## Figure content listings
^^^^

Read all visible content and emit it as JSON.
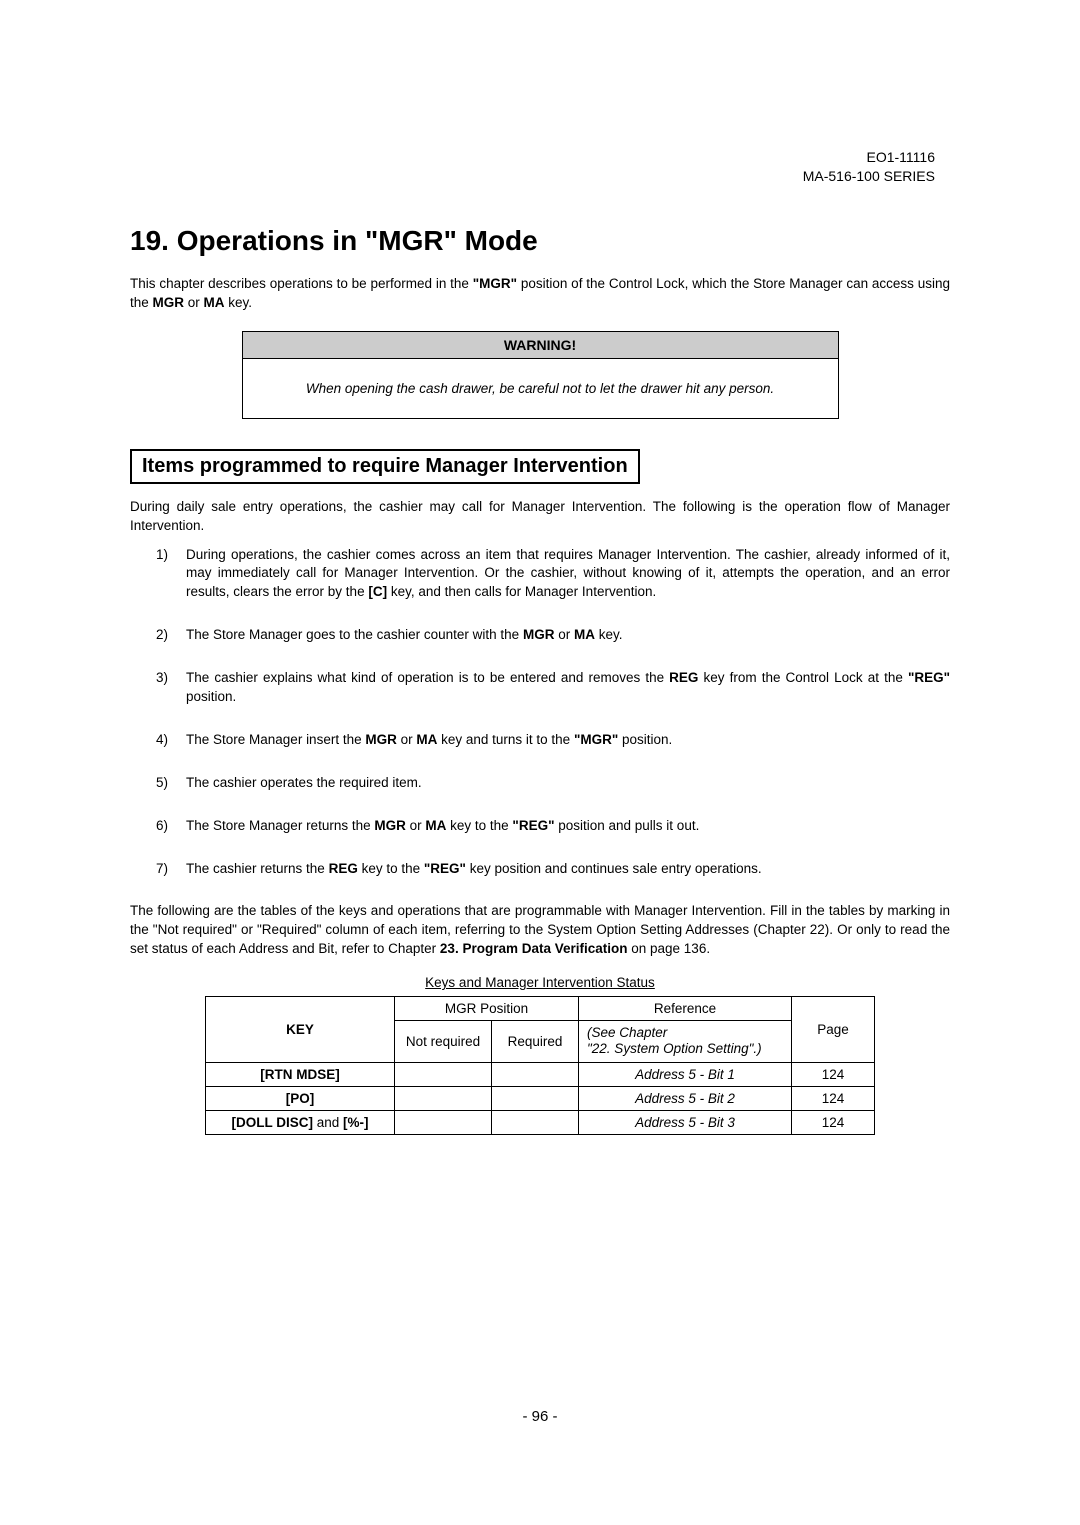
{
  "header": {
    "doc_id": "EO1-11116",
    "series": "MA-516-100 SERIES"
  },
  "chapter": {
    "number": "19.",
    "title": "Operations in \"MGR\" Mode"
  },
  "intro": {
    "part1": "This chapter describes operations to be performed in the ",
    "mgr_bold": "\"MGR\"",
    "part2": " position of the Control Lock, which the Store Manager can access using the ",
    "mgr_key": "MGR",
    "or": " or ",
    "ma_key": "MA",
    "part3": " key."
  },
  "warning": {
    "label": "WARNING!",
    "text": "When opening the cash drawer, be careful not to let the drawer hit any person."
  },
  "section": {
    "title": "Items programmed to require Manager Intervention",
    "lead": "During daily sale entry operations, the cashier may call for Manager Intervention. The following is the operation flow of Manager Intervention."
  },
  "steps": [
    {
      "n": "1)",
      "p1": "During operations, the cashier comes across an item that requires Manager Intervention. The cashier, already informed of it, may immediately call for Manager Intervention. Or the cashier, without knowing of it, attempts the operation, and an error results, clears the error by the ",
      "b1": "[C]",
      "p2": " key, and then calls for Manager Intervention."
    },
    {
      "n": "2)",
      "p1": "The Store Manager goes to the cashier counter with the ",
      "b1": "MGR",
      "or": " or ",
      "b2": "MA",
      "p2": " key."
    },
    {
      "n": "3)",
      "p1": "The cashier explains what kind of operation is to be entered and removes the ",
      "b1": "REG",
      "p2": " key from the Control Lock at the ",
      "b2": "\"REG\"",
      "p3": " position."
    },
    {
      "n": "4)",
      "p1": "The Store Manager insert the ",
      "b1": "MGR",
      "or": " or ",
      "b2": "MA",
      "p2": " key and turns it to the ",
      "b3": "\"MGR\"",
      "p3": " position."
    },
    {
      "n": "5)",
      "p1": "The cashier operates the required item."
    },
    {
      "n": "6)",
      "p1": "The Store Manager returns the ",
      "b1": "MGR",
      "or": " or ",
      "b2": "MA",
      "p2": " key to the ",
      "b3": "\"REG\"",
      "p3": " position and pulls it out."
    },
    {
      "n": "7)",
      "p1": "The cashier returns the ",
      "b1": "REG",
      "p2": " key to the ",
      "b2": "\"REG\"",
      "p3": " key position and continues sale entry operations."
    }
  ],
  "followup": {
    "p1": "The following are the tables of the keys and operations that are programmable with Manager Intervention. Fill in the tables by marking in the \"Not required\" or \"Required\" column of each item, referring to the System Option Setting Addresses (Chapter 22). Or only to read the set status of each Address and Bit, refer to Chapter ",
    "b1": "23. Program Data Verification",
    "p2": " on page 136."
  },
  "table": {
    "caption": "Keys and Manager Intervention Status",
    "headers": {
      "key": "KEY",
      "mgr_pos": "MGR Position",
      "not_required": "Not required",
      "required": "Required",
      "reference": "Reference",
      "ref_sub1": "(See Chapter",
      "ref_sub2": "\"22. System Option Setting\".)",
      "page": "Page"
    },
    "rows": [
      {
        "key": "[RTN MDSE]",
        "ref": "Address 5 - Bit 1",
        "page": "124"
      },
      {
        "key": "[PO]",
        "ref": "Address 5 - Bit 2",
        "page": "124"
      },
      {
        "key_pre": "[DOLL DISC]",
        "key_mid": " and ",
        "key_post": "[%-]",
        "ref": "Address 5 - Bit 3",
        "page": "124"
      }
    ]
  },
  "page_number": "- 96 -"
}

^^^^

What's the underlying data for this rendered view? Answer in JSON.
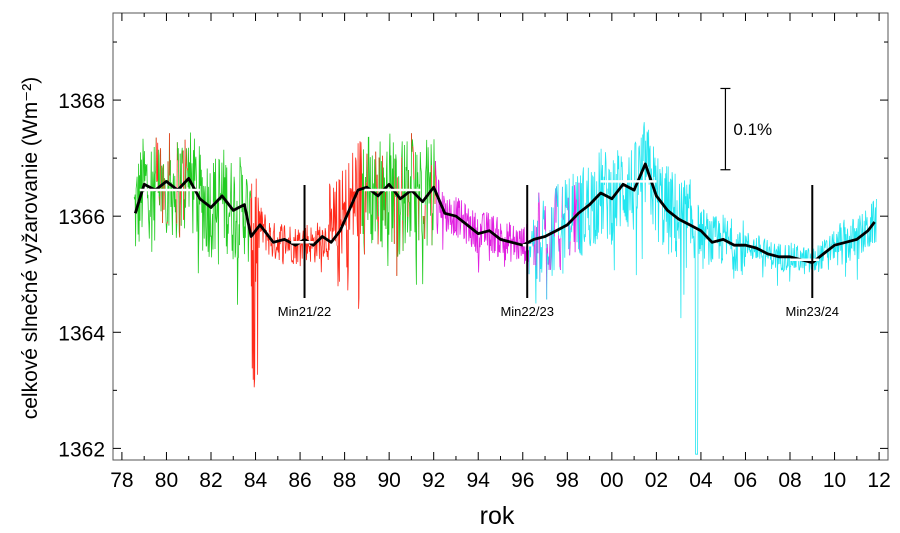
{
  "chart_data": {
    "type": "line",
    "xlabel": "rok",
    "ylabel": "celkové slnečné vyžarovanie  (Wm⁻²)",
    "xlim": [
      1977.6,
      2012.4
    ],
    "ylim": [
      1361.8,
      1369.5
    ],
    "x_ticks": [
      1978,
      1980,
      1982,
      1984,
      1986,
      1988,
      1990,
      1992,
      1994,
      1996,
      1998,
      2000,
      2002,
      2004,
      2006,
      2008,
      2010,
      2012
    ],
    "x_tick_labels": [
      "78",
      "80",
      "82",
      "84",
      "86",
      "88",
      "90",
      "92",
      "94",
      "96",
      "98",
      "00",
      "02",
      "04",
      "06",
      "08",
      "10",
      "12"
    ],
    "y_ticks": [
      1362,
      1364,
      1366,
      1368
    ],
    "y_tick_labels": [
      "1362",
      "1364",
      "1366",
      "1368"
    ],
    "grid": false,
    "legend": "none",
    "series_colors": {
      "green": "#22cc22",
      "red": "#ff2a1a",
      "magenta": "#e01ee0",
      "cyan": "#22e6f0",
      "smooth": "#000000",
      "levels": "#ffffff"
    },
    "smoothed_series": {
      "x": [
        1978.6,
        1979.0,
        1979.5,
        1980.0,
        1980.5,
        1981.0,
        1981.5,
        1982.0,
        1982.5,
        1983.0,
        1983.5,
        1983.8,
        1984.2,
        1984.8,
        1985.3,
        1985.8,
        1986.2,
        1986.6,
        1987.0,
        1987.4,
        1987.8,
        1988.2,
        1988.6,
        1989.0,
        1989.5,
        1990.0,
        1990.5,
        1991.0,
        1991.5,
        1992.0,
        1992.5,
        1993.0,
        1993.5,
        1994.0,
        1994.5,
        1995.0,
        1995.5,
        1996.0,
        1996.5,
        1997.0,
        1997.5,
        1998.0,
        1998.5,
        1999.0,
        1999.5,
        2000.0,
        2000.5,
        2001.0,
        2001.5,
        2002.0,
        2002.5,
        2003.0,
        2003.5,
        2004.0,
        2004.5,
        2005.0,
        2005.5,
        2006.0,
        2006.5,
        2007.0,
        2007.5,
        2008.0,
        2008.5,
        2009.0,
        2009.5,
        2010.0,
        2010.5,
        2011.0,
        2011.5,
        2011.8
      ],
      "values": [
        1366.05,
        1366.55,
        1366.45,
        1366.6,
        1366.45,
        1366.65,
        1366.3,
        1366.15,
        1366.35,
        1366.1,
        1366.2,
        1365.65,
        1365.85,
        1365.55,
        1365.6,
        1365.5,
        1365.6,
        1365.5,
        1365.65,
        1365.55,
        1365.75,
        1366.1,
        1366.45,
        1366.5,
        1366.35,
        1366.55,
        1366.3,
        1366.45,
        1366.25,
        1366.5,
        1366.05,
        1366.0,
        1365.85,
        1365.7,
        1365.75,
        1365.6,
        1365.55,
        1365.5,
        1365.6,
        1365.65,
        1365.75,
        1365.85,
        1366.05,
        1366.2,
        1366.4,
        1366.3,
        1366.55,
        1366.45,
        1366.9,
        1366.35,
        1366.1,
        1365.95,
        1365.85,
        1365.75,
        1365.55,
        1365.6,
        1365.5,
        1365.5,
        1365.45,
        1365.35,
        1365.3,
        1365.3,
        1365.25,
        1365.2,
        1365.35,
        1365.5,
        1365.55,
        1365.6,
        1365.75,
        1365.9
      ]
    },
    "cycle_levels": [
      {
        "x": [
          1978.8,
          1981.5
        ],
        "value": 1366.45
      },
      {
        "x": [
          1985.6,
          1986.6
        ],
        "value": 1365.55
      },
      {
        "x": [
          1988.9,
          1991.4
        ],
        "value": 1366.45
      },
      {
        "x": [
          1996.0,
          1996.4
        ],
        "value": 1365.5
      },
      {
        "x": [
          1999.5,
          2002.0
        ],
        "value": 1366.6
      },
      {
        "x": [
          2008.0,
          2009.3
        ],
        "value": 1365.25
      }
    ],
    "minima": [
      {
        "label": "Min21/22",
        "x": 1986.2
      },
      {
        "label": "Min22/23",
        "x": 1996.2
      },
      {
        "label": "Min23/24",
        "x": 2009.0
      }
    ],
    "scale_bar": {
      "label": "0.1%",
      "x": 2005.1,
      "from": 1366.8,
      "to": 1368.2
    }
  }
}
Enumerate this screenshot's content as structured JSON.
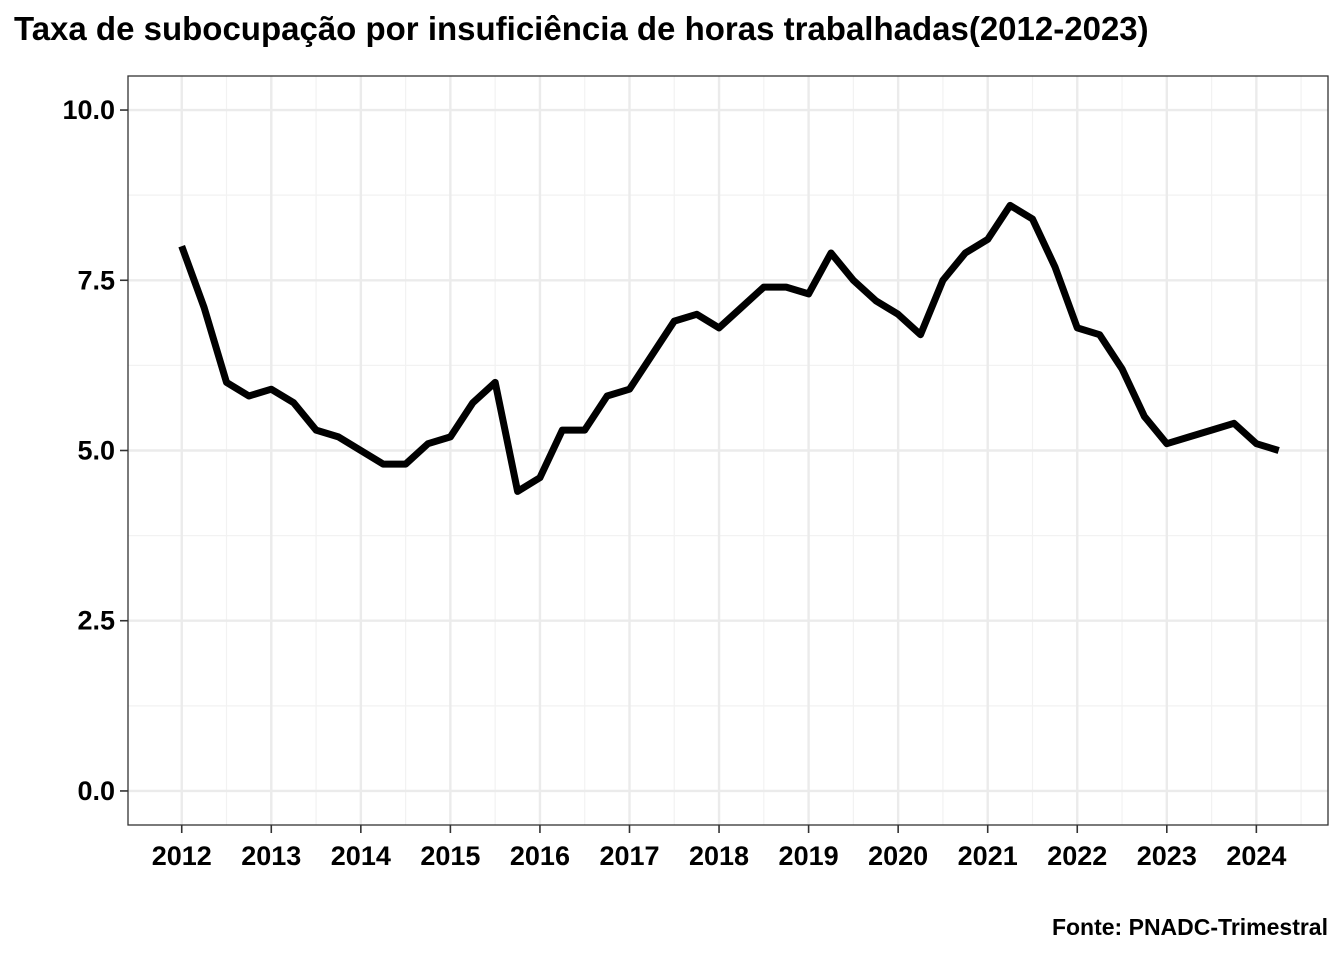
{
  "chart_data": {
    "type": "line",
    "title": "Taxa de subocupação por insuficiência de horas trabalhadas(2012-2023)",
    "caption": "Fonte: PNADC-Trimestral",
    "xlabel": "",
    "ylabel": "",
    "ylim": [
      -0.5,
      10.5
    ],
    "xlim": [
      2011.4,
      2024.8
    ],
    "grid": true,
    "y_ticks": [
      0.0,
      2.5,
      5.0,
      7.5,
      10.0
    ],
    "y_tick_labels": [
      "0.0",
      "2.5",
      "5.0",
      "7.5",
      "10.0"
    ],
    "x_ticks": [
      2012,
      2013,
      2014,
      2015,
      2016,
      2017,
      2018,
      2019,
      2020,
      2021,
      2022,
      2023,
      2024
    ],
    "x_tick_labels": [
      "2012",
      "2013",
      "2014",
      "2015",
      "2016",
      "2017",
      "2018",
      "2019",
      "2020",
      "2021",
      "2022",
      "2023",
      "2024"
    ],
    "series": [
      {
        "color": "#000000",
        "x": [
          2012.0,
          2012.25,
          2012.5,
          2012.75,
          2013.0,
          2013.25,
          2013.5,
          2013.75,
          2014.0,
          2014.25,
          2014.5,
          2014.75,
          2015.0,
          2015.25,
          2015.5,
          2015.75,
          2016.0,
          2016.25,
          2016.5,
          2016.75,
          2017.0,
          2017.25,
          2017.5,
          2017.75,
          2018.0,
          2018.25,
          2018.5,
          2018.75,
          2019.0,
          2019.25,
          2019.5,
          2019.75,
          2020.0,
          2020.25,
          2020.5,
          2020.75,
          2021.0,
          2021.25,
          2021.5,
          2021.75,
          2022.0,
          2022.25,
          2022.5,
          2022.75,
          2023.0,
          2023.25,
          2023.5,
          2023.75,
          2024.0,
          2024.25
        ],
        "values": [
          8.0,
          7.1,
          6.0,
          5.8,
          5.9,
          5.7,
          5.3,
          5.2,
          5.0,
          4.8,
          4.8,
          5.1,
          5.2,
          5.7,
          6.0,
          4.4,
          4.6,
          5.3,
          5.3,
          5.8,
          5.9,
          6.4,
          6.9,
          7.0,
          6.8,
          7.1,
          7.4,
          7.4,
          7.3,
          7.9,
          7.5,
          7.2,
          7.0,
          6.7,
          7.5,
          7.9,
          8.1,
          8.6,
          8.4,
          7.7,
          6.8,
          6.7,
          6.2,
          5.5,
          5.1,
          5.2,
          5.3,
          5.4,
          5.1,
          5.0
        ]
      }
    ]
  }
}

^^^^

## Instructions for the task
Show all lines from the records above where the word "title" occurs.

## Task output
    "title": "Operations in \"MGR\" Mode"
    "title": "Items programmed to require Manager Intervention",
    "title": "Taxa de subocupação por insuficiência de horas trabalhadas(2012-2023)",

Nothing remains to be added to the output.